Baden, established in the 12th century, was an independent kingdom until it joined the German Empire in 1871. Reformed as a Grand Duchy, it became the Republic of Baden as part of the Weimar Republic in 1918. Many changes were made to its borders following World War Two. Baden is now a State (Baden-Wurttemberg) in the southwest corner of the Federal Republic of Germany. Baden first authorized the use of its own postcards in 1870. The printing houses of two of its cities, Freiburg and Karlsruhe, produced countless postcards. A great number of postcard artists also studied at the Karlsruhe Academy.

Baryta is a white powdery barium compound consisting of barium sulfate mixed with gelatin that is used to size photo papers before the photosensitive emulsion is applied. It creates a smooth and sometimes glossy surface to enhance image quality by providing the maximum black density possible in a print. Toners can be added to baryta to change its color, and optical brighteners are also used to create bright whites. Baryta coated papers have been in use since 1885.

The Staatliches Bauhaus, founded by Walter Gropius, operated in Germany between 1919-1933, for the purpose of improving people’s lives by uniting art with technology. The school had an egalitarian approach believing everyone was entitled to live with good art. Material shortages following World War One were to be compensated with superior design that ignored precedent. Fine art was not differentiated from utilitarian goods, and they sought ways to produce products cheaply to bring them into everyday life. Unlike earlier movements that emphasized the handwork of craftsmen, the Bauhaus embraced mass production and machine made interchangeable parts. Ironically some of their best designs only exist as hand crafted prototypes. Their greatest influence was on architecture in the creation of the International Style. Seen as communists by the Nazi regime, most of these artists either fled or were exiled to the Soviet Union and the United States where their teachings continued to grow into an influential movement. For many their ideas too often stressed utopian ideals at the expense of basic human desires.

Bavaria is a mountainous region of southeast Germany. It was incorporated into the German empire in 1871 where it was allowed to remain a Kingdom until the end of World War One. Bavaria then became a Free State of the Weimar Republic in 1919 until its collapse in 1933. Since 1949 it has been a State of the Federal Republic of Germany. The printing houses of Bavaria produced a tremendous amount of postcards most notably those from Nuremberg and its capitol Munich. Many old postcards make reference to their being printed in Bavaria rather than in Germany. Bavaria authorized their own use of postcards in 1870.

Beading is the process by which a thick sticky varnish that was saturated with tiny glass beads that were sometimes infused with glitter. The individual beads were too small for the naked eye to perceive but they created a bubbly iridescent effect. This is just one of the many different types of things that were applied to novelty postcards. While some were applied to cards by hand, others were first printed with a varnish to ensure consistent placement.

A bed is the part of a printing press that the substrate to be printed is laid upon. More specifically it is the part of a platen press that the form is laid on, or the part of a flat cylinder press that a plate is laid on.

Bed and Platen
See Platen Press

Benday (Manufactured Tints)

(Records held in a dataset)
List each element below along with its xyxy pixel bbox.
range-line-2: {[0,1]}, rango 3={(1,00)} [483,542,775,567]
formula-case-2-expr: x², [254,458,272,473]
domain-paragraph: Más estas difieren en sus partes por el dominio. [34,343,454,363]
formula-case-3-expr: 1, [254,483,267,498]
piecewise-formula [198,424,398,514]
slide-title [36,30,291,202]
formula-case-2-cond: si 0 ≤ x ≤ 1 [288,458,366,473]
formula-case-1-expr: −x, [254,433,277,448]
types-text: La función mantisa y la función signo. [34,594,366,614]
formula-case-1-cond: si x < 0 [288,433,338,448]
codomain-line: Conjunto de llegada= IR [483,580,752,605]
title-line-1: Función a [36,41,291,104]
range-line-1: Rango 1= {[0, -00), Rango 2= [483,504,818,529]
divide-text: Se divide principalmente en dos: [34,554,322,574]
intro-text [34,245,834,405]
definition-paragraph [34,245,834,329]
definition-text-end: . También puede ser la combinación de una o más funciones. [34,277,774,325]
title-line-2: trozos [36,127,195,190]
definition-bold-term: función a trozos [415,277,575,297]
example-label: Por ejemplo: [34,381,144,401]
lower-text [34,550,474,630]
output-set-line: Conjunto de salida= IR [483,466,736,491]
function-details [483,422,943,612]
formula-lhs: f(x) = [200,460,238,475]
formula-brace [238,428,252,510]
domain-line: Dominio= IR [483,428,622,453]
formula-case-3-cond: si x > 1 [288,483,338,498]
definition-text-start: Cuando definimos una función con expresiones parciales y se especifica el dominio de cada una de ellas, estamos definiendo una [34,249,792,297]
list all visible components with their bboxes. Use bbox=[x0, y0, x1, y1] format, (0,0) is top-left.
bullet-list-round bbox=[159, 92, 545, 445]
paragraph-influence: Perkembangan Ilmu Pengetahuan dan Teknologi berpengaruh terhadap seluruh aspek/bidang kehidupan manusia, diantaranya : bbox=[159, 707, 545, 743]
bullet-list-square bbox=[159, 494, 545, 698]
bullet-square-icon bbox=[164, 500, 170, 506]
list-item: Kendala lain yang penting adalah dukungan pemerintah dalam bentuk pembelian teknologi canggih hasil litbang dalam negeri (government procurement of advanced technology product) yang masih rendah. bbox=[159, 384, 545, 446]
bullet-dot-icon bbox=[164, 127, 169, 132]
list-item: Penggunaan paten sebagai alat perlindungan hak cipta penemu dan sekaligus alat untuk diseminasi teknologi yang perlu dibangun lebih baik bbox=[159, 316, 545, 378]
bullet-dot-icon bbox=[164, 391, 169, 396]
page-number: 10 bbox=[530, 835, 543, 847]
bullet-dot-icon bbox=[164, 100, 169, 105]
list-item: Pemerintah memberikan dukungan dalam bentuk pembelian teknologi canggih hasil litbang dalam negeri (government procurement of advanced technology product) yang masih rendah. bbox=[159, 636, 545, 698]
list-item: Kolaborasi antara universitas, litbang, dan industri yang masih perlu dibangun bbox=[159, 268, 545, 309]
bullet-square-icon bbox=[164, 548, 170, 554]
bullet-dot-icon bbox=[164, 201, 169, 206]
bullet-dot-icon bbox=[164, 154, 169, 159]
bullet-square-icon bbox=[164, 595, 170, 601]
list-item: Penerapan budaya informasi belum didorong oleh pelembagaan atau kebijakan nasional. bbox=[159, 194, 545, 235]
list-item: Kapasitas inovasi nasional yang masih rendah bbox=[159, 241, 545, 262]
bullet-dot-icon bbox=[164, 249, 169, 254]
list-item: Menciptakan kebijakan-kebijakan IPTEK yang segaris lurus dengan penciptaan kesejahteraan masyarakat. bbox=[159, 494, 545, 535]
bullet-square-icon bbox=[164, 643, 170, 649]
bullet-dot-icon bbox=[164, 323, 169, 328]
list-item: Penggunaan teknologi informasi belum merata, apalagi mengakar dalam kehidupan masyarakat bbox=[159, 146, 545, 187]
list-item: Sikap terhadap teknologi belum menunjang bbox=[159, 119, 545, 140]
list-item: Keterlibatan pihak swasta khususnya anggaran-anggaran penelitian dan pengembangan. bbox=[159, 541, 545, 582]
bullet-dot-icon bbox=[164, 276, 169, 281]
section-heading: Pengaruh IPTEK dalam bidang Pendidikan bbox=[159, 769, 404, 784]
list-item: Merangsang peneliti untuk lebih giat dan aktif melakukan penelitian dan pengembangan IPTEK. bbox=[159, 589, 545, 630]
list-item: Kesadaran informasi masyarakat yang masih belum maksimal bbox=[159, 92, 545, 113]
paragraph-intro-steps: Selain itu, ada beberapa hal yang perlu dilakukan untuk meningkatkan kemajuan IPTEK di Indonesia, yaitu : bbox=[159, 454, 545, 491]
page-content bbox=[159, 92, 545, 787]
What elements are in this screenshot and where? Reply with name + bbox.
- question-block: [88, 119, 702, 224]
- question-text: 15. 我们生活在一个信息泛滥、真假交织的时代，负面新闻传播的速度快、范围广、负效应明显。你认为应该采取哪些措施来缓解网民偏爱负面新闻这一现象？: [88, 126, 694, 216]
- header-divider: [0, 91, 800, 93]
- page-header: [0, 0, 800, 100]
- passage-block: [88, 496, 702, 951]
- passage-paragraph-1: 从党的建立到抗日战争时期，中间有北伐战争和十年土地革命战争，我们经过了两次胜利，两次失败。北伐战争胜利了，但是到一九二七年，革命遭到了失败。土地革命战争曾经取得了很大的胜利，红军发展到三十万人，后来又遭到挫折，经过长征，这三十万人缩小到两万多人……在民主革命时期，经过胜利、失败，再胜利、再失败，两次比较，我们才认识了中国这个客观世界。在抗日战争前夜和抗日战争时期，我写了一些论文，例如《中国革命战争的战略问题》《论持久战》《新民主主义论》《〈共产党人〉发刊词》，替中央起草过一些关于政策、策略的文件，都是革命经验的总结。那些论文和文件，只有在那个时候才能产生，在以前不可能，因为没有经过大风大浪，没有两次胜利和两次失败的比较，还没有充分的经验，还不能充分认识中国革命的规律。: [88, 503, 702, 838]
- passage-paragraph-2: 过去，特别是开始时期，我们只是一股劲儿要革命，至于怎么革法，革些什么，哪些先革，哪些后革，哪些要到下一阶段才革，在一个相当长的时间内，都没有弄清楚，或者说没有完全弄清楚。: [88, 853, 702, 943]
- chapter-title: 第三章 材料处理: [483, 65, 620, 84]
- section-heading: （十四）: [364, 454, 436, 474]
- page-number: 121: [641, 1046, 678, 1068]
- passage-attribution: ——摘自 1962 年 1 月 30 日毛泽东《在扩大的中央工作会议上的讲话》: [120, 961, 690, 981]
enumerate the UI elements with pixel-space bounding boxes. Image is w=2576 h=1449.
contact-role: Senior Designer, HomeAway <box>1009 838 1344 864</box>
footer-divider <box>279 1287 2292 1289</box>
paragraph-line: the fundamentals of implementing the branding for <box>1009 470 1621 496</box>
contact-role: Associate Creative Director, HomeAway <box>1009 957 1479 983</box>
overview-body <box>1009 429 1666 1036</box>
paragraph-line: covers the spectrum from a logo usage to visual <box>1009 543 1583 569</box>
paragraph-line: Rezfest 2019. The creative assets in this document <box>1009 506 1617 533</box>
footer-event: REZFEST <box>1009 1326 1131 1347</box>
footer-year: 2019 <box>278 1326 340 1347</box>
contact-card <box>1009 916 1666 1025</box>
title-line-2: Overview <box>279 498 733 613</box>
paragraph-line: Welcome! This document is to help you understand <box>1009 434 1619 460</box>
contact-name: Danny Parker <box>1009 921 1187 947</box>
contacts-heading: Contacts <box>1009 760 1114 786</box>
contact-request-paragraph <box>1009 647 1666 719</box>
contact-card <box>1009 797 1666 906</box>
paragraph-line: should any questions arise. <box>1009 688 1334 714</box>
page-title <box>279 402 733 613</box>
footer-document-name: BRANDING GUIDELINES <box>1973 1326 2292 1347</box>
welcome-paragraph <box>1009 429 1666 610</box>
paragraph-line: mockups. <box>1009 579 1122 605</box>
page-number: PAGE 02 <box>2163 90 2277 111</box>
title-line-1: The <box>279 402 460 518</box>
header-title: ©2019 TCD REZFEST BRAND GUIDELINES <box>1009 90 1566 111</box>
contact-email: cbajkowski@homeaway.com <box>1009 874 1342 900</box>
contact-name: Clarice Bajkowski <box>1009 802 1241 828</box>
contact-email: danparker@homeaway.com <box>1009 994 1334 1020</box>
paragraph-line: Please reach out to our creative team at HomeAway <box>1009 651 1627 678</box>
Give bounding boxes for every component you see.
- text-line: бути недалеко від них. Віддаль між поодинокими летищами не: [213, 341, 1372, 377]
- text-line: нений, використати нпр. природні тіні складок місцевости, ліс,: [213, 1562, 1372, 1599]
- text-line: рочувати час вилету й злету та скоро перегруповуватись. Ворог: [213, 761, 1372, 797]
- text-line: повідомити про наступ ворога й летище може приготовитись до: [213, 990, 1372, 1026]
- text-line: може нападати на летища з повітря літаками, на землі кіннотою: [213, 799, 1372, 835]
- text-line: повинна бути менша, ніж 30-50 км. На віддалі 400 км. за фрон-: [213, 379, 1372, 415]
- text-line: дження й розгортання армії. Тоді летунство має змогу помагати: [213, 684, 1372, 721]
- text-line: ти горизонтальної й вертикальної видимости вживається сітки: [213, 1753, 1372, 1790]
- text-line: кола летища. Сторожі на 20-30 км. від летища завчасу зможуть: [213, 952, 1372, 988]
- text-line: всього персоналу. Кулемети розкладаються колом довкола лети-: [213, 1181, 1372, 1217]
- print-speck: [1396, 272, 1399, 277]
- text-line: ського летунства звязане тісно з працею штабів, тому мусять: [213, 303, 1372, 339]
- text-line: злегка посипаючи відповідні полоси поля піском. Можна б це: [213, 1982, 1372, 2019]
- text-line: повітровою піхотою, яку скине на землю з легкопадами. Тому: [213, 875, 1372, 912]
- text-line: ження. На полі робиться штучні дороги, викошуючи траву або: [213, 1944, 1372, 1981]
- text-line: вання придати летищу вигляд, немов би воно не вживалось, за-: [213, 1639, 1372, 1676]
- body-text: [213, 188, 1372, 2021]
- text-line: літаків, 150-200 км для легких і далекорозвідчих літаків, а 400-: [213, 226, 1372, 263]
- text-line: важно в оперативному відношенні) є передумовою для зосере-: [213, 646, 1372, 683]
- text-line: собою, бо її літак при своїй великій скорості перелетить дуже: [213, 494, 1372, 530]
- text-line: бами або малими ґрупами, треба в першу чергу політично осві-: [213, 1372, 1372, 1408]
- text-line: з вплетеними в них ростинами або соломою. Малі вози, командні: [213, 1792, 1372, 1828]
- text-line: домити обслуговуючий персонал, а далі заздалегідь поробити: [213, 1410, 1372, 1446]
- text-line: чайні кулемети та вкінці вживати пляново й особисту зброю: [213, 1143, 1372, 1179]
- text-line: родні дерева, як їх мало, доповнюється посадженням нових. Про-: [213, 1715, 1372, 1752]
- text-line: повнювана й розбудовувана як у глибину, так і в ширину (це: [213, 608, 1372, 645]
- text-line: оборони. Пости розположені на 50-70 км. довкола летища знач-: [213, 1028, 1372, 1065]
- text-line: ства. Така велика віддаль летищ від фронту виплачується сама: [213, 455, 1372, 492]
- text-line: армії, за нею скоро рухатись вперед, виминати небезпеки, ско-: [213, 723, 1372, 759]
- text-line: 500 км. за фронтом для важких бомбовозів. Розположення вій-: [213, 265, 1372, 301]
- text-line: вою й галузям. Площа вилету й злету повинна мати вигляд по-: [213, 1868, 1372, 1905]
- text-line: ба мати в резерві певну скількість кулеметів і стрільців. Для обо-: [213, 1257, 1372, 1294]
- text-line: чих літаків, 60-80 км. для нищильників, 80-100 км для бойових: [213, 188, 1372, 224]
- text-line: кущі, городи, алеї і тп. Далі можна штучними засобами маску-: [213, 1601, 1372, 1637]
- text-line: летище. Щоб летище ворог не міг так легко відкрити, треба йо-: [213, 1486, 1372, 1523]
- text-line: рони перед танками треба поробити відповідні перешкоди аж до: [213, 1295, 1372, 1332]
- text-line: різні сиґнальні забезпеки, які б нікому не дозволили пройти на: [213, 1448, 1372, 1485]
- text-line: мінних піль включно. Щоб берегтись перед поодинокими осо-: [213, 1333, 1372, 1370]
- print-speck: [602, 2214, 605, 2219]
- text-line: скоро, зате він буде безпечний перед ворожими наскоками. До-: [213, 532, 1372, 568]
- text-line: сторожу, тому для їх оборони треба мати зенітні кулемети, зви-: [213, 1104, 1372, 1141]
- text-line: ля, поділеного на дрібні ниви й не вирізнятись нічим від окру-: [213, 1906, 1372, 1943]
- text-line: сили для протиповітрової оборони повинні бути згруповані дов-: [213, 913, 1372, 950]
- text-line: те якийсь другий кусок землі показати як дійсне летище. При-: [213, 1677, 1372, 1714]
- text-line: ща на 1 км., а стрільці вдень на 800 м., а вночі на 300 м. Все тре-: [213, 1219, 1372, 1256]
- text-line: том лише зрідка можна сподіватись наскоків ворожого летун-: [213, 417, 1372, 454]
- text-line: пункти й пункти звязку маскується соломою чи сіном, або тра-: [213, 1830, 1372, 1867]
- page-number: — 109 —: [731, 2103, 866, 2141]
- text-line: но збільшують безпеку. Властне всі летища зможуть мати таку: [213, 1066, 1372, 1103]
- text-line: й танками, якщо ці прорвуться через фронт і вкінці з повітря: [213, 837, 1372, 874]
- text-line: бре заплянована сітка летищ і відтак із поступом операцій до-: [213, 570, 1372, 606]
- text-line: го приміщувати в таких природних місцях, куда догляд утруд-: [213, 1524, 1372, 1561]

## Challenges
**1.** According to the glossary, since what year have baryta coated papers been in use?
**2.** Restate the glossary passage from "Beading is the" up to and including "is laid on.", swapping "varnish" for "lacquer".
**3.** Which cities does the glossary name for their printing houses' postcard production?

## Solutions to each task
**1.** 1885

**2.**
Beading is the process by which a thick sticky lacquer that was saturated with tiny glass beads that were sometimes infused with glitter. The individual beads were too small for the naked eye to perceive but they created a bubbly iridescent effect. This is just one of the many different types of things that were applied to novelty postcards. While some were applied to cards by hand, others were first printed with a lacquer to ensure consistent placement.

A bed is the part of a printing press that the substrate to be printed is laid upon. More specifically it is the part of a platen press that the form is laid on, or the part of a flat cylinder press that a plate is laid on.

**3.** Freiburg, Karlsruhe, Nuremberg, Munich